[Begin Stored data]
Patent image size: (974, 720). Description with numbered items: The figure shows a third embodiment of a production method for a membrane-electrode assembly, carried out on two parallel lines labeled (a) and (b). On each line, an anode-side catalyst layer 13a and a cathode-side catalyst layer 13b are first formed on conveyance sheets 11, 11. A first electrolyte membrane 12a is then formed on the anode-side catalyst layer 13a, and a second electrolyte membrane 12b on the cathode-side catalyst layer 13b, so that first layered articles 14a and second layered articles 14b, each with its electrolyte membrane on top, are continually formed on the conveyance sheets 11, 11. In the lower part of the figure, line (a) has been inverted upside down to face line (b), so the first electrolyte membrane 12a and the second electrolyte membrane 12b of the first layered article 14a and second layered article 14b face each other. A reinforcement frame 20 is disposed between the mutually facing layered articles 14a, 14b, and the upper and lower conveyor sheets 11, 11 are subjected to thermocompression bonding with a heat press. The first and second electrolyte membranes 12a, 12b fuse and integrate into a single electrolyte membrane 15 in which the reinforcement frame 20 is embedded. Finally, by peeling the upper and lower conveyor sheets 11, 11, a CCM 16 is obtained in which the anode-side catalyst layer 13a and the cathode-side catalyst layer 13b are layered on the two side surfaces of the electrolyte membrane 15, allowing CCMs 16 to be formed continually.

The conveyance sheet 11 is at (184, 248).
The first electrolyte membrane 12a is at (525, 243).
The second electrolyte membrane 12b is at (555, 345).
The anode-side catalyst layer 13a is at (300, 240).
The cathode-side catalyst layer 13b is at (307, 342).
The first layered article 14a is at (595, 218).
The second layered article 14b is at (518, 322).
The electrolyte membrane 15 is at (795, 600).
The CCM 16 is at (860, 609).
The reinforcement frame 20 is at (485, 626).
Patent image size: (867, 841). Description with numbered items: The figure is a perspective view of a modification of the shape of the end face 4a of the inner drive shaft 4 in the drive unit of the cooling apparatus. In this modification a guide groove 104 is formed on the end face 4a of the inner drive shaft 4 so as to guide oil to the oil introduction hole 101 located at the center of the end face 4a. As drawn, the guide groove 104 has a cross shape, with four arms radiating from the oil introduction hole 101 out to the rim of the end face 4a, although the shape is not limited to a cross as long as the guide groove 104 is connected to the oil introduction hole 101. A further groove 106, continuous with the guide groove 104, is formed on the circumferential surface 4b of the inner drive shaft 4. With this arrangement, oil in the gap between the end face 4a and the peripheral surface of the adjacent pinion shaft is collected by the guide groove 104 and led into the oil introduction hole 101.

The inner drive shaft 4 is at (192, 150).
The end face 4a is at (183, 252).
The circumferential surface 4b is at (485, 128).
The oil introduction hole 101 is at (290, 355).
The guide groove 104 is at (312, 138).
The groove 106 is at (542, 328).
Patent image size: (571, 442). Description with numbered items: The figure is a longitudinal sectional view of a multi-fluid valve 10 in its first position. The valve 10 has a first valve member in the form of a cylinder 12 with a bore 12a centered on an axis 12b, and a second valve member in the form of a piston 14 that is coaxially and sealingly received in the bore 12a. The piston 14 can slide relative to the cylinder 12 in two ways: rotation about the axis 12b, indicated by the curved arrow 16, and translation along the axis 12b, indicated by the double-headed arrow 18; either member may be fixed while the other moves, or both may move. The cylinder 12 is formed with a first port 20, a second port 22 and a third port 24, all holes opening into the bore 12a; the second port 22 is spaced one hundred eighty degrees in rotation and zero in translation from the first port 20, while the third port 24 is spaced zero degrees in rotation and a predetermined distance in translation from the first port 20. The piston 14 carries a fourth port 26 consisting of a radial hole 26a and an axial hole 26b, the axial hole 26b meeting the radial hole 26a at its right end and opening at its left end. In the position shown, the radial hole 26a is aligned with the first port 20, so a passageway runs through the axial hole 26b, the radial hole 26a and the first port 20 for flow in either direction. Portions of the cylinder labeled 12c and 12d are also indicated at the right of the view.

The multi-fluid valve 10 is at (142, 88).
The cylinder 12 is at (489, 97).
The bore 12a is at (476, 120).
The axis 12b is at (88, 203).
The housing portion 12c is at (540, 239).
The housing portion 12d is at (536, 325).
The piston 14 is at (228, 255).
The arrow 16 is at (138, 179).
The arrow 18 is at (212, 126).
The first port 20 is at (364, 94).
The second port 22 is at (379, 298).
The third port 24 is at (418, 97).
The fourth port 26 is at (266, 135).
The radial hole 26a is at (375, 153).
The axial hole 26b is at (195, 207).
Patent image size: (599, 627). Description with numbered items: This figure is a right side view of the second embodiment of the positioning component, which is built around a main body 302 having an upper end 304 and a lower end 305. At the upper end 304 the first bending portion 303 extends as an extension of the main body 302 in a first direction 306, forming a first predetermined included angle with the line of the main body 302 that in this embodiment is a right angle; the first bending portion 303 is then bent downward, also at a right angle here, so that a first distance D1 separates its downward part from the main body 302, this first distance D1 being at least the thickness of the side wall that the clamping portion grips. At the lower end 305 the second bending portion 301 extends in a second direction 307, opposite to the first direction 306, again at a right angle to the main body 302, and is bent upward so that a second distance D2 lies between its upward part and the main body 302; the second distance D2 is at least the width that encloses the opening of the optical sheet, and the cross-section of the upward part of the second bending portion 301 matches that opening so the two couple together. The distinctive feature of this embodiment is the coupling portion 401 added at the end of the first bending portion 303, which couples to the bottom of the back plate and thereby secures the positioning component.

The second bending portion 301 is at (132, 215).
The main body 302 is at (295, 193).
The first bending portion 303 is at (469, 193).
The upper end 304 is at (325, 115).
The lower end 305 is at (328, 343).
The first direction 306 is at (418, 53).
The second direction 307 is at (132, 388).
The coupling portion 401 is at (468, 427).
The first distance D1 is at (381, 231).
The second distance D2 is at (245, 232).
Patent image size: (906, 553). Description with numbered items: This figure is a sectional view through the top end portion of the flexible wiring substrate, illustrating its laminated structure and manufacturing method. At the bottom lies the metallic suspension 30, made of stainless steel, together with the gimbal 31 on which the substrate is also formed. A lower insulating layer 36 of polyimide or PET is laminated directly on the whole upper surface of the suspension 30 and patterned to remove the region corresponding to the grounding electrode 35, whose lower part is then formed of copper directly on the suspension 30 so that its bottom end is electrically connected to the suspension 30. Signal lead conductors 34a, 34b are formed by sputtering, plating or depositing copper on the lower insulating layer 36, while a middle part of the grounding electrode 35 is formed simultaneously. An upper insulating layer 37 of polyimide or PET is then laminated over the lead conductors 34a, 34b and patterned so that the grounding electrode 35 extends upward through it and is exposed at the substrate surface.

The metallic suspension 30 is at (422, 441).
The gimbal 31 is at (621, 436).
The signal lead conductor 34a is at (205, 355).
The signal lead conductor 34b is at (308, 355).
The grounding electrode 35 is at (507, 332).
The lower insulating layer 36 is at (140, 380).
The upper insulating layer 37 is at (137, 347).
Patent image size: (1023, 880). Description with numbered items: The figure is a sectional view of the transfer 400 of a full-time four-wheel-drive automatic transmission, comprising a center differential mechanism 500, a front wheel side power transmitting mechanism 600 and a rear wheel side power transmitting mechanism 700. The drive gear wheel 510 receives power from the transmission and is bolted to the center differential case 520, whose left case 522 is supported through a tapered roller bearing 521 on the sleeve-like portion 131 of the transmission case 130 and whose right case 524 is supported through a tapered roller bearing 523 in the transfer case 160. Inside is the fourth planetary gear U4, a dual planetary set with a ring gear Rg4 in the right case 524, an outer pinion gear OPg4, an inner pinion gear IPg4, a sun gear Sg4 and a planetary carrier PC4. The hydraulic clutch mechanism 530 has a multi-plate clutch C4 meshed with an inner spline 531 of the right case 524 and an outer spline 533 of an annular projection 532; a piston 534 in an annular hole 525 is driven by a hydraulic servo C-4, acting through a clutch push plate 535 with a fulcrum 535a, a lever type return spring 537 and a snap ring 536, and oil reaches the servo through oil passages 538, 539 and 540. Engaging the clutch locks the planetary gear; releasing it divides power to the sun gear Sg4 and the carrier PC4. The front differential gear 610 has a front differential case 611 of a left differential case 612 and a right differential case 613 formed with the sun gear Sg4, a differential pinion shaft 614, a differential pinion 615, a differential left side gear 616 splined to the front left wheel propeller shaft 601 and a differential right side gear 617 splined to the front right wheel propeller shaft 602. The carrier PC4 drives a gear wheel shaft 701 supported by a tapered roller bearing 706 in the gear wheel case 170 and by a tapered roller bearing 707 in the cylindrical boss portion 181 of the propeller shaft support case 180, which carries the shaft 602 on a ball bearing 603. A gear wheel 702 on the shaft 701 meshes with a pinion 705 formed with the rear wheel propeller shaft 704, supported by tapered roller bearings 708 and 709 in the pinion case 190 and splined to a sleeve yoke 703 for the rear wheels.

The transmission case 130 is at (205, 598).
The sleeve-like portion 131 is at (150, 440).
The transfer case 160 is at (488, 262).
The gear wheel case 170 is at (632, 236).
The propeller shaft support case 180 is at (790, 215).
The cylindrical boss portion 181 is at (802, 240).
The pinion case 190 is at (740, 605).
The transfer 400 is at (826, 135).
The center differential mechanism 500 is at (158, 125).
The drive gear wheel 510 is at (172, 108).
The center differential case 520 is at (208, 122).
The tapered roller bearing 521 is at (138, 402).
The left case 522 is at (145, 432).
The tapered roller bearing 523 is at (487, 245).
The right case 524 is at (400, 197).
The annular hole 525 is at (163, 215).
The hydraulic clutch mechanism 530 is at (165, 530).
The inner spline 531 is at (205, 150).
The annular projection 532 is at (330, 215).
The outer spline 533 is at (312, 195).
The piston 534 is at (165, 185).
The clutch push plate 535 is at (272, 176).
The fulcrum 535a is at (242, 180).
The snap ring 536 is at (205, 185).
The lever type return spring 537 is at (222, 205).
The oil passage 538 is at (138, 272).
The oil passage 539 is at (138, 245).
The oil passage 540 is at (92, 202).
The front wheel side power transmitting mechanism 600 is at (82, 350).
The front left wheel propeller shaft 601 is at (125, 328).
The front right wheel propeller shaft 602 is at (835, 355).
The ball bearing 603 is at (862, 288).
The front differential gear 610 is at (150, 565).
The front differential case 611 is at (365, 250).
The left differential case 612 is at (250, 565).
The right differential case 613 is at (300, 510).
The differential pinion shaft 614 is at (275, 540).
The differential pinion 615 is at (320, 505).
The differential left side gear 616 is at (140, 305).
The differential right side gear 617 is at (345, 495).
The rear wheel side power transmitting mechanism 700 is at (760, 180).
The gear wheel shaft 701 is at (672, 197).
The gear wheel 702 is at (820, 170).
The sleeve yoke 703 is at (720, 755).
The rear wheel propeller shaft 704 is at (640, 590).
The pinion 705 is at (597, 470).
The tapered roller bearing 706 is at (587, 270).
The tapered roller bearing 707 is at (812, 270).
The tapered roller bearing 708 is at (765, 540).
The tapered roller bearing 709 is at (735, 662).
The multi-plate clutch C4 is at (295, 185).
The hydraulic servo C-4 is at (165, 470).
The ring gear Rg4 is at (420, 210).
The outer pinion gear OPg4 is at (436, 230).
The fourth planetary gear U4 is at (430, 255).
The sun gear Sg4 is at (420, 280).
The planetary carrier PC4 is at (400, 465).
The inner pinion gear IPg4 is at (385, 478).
[End Stored data]
* Requirements *
Convert the lines of the items from the line with "Patent image size: (599, 627)." to the line with "The second distance D2 is at (245, 232)." into a Markdown table with the columns No. and Line, numbering each row and leaving out blank lines.

* Solution *
| No. | Line |
|---|---|
| 1 | Patent image size: (599, 627). Description with numbered items: This figure is a right side view of the second embodiment of the positioning component, which is built around a main body 302 having an upper end 304 and a lower end 305. At the upper end 304 the first bending portion 303 extends as an extension of the main body 302 in a first direction 306, forming a first predetermined included angle with the line of the main body 302 that in this embodiment is a right angle; the first bending portion 303 is then bent downward, also at a right angle here, so that a first distance D1 separates its downward part from the main body 302, this first distance D1 being at least the thickness of the side wall that the clamping portion grips. At the lower end 305 the second bending portion 301 extends in a second direction 307, opposite to the first direction 306, again at a right angle to the main body 302, and is bent upward so that a second distance D2 lies between its upward part and the main body 302; the second distance D2 is at least the width that encloses the opening of the optical sheet, and the cross-section of the upward part of the second bending portion 301 matches that opening so the two couple together. The distinctive feature of this embodiment is the coupling portion 401 added at the end of the first bending portion 303, which couples to the bottom of the back plate and thereby secures the positioning component. |
| 2 | The second bending portion 301 is at (132, 215). |
| 3 | The main body 302 is at (295, 193). |
| 4 | The first bending portion 303 is at (469, 193). |
| 5 | The upper end 304 is at (325, 115). |
| 6 | The lower end 305 is at (328, 343). |
| 7 | The first direction 306 is at (418, 53). |
| 8 | The second direction 307 is at (132, 388). |
| 9 | The coupling portion 401 is at (468, 427). |
| 10 | The first distance D1 is at (381, 231). |
| 11 | The second distance D2 is at (245, 232). |